Data records
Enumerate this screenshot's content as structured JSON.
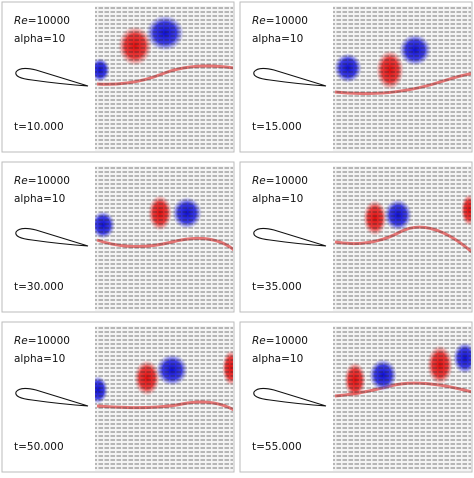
{
  "panels": [
    {
      "re_name": "Re",
      "re_value": "=10000",
      "alpha": "alpha=10",
      "time": "t=10.000"
    },
    {
      "re_name": "Re",
      "re_value": "=10000",
      "alpha": "alpha=10",
      "time": "t=15.000"
    },
    {
      "re_name": "Re",
      "re_value": "=10000",
      "alpha": "alpha=10",
      "time": "t=30.000"
    },
    {
      "re_name": "Re",
      "re_value": "=10000",
      "alpha": "alpha=10",
      "time": "t=35.000"
    },
    {
      "re_name": "Re",
      "re_value": "=10000",
      "alpha": "alpha=10",
      "time": "t=50.000"
    },
    {
      "re_name": "Re",
      "re_value": "=10000",
      "alpha": "alpha=10",
      "time": "t=55.000"
    }
  ]
}
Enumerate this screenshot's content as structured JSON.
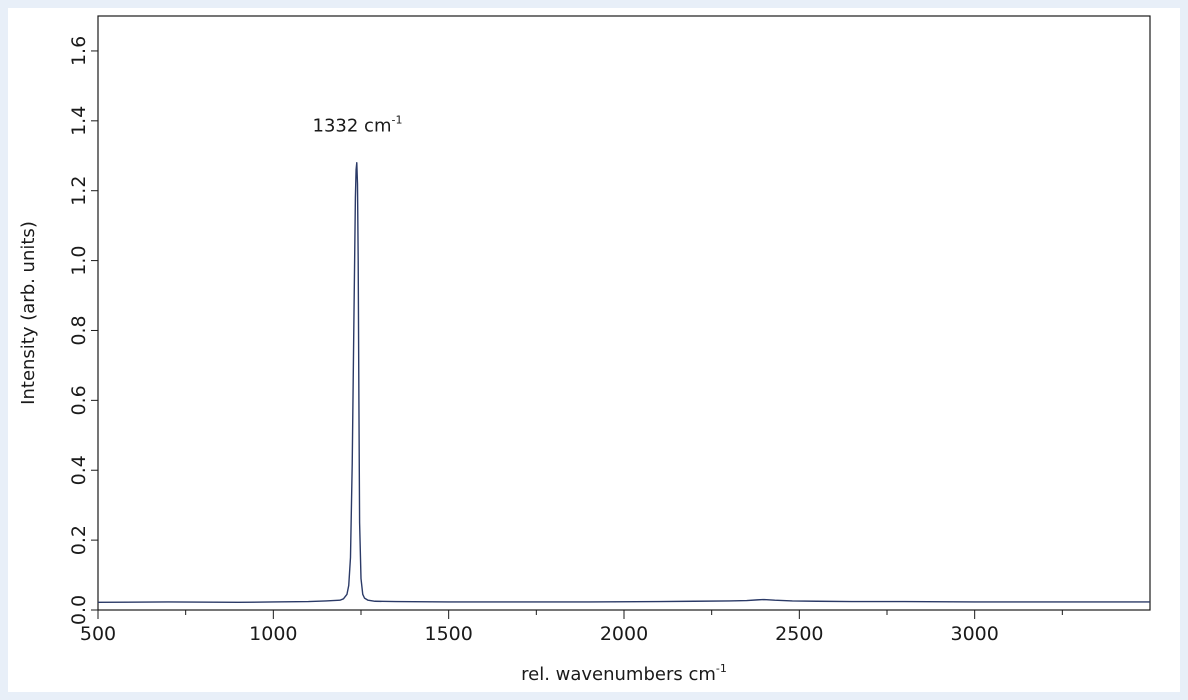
{
  "chart_data": {
    "type": "line",
    "title": "",
    "xlabel": "rel. wavenumbers cm",
    "xlabel_superscript": "-1",
    "ylabel": "Intensity  (arb. units)",
    "xlim": [
      500,
      3500
    ],
    "ylim": [
      0,
      1.7
    ],
    "x_ticks": [
      500,
      1000,
      1500,
      2000,
      2500,
      3000
    ],
    "x_tick_labels": [
      "500",
      "1000",
      "1500",
      "2000",
      "2500",
      "3000"
    ],
    "x_minor_ticks": [
      750,
      1250,
      1750,
      2250,
      2750,
      3250
    ],
    "y_ticks": [
      0.0,
      0.2,
      0.4,
      0.6,
      0.8,
      1.0,
      1.2,
      1.4,
      1.6
    ],
    "y_tick_labels": [
      "0.0",
      "0.2",
      "0.4",
      "0.6",
      "0.8",
      "1.0",
      "1.2",
      "1.4",
      "1.6"
    ],
    "grid": false,
    "legend": "none",
    "series": [
      {
        "color": "#2b3a67",
        "x": [
          500,
          700,
          900,
          1000,
          1100,
          1150,
          1190,
          1200,
          1210,
          1215,
          1220,
          1225,
          1230,
          1234,
          1236,
          1238,
          1240,
          1242,
          1244,
          1246,
          1250,
          1255,
          1260,
          1270,
          1290,
          1350,
          1500,
          1700,
          1900,
          2100,
          2200,
          2300,
          2350,
          2380,
          2400,
          2430,
          2480,
          2550,
          2650,
          2800,
          3000,
          3200,
          3500
        ],
        "y": [
          0.022,
          0.023,
          0.022,
          0.023,
          0.024,
          0.026,
          0.028,
          0.032,
          0.045,
          0.07,
          0.15,
          0.42,
          0.85,
          1.18,
          1.26,
          1.28,
          1.22,
          1.0,
          0.6,
          0.25,
          0.09,
          0.045,
          0.034,
          0.028,
          0.025,
          0.024,
          0.023,
          0.023,
          0.023,
          0.024,
          0.025,
          0.026,
          0.027,
          0.029,
          0.03,
          0.028,
          0.026,
          0.025,
          0.024,
          0.024,
          0.023,
          0.023,
          0.023
        ]
      }
    ],
    "annotations": [
      {
        "text": "1332 cm",
        "superscript": "-1",
        "x": 1240,
        "y": 1.37
      }
    ]
  }
}
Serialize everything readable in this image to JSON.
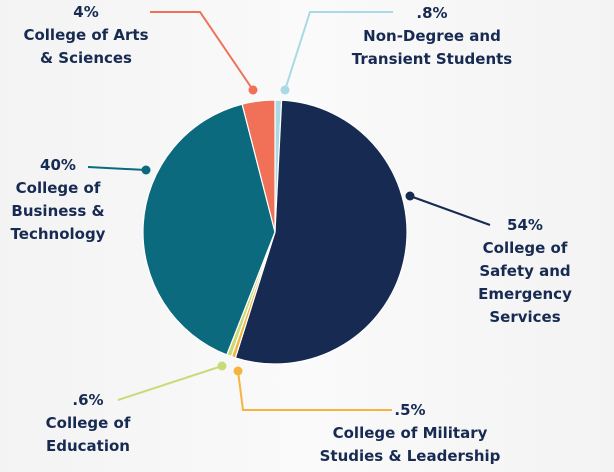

▸ Request: Will you set down the records word for word while leaving out every picture?

▸ Written response:
Enumerate this screenshot's content as structured JSON.
{
  "panels": [
    {
      "re_name": "Re",
      "re_value": "=10000",
      "alpha": "alpha=10",
      "time": "t=10.000"
    },
    {
      "re_name": "Re",
      "re_value": "=10000",
      "alpha": "alpha=10",
      "time": "t=15.000"
    },
    {
      "re_name": "Re",
      "re_value": "=10000",
      "alpha": "alpha=10",
      "time": "t=30.000"
    },
    {
      "re_name": "Re",
      "re_value": "=10000",
      "alpha": "alpha=10",
      "time": "t=35.000"
    },
    {
      "re_name": "Re",
      "re_value": "=10000",
      "alpha": "alpha=10",
      "time": "t=50.000"
    },
    {
      "re_name": "Re",
      "re_value": "=10000",
      "alpha": "alpha=10",
      "time": "t=55.000"
    }
  ]
}
Enumerate this screenshot's content as structured JSON.
{
  "chart_data": {
    "type": "line",
    "title": "",
    "xlabel": "rel. wavenumbers cm",
    "xlabel_superscript": "-1",
    "ylabel": "Intensity  (arb. units)",
    "xlim": [
      500,
      3500
    ],
    "ylim": [
      0,
      1.7
    ],
    "x_ticks": [
      500,
      1000,
      1500,
      2000,
      2500,
      3000
    ],
    "x_tick_labels": [
      "500",
      "1000",
      "1500",
      "2000",
      "2500",
      "3000"
    ],
    "x_minor_ticks": [
      750,
      1250,
      1750,
      2250,
      2750,
      3250
    ],
    "y_ticks": [
      0.0,
      0.2,
      0.4,
      0.6,
      0.8,
      1.0,
      1.2,
      1.4,
      1.6
    ],
    "y_tick_labels": [
      "0.0",
      "0.2",
      "0.4",
      "0.6",
      "0.8",
      "1.0",
      "1.2",
      "1.4",
      "1.6"
    ],
    "grid": false,
    "legend": "none",
    "series": [
      {
        "color": "#2b3a67",
        "x": [
          500,
          700,
          900,
          1000,
          1100,
          1150,
          1190,
          1200,
          1210,
          1215,
          1220,
          1225,
          1230,
          1234,
          1236,
          1238,
          1240,
          1242,
          1244,
          1246,
          1250,
          1255,
          1260,
          1270,
          1290,
          1350,
          1500,
          1700,
          1900,
          2100,
          2200,
          2300,
          2350,
          2380,
          2400,
          2430,
          2480,
          2550,
          2650,
          2800,
          3000,
          3200,
          3500
        ],
        "y": [
          0.022,
          0.023,
          0.022,
          0.023,
          0.024,
          0.026,
          0.028,
          0.032,
          0.045,
          0.07,
          0.15,
          0.42,
          0.85,
          1.18,
          1.26,
          1.28,
          1.22,
          1.0,
          0.6,
          0.25,
          0.09,
          0.045,
          0.034,
          0.028,
          0.025,
          0.024,
          0.023,
          0.023,
          0.023,
          0.024,
          0.025,
          0.026,
          0.027,
          0.029,
          0.03,
          0.028,
          0.026,
          0.025,
          0.024,
          0.024,
          0.023,
          0.023,
          0.023
        ]
      }
    ],
    "annotations": [
      {
        "text": "1332 cm",
        "superscript": "-1",
        "x": 1240,
        "y": 1.37
      }
    ]
  }
}
Serialize everything readable in this image to JSON.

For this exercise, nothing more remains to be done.